Track down the lines that contain "icon" and copy them.
______________________________
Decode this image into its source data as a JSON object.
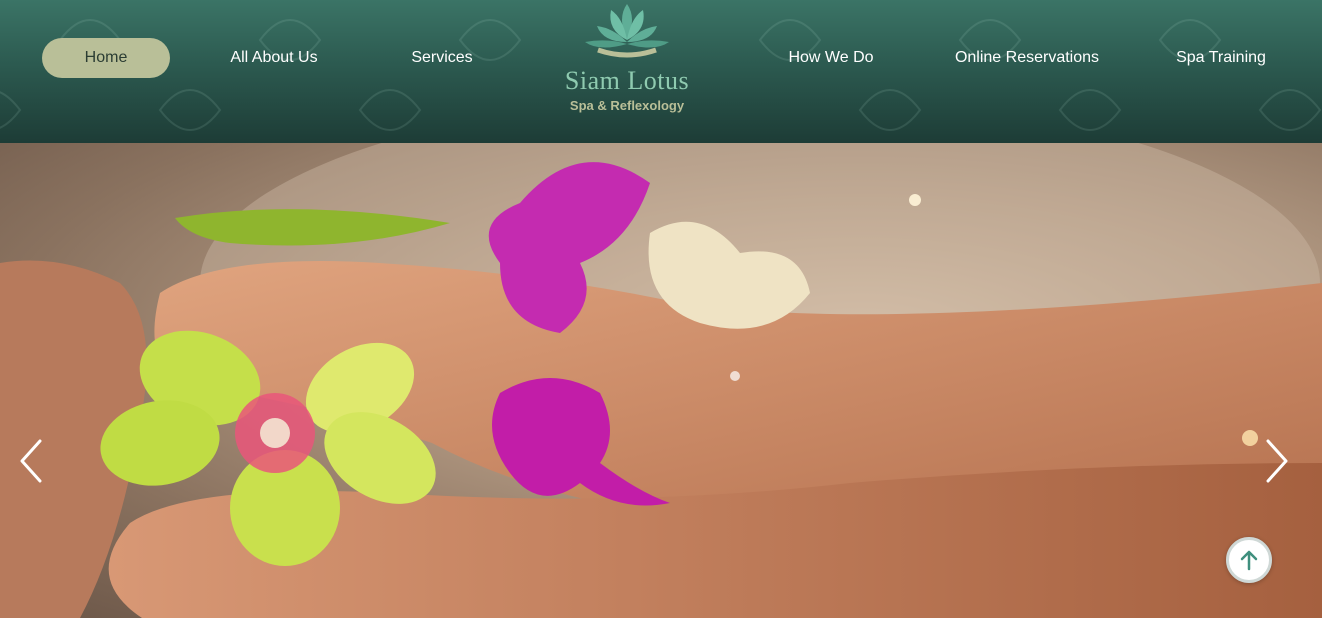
{
  "nav": {
    "left": [
      {
        "label": "Home",
        "active": true
      },
      {
        "label": "All About Us"
      },
      {
        "label": "Services"
      }
    ],
    "right": [
      {
        "label": "How We Do"
      },
      {
        "label": "Online Reservations"
      },
      {
        "label": "Spa Training"
      }
    ]
  },
  "logo": {
    "title": "Siam Lotus",
    "subtitle": "Spa & Reflexology",
    "icon": "lotus-icon"
  },
  "hero": {
    "prev_icon": "chevron-left-icon",
    "next_icon": "chevron-right-icon"
  },
  "scroll_top": {
    "icon": "arrow-up-icon"
  },
  "colors": {
    "header_top": "#3b7466",
    "header_bottom": "#1d3c36",
    "active_pill": "#b9bf98",
    "logo_text": "#8fcbb0",
    "accent": "#3f8f7e"
  }
}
______________________________
[Result]
    "icon": "lotus-icon"
    "prev_icon": "chevron-left-icon",
    "next_icon": "chevron-right-icon"
    "icon": "arrow-up-icon"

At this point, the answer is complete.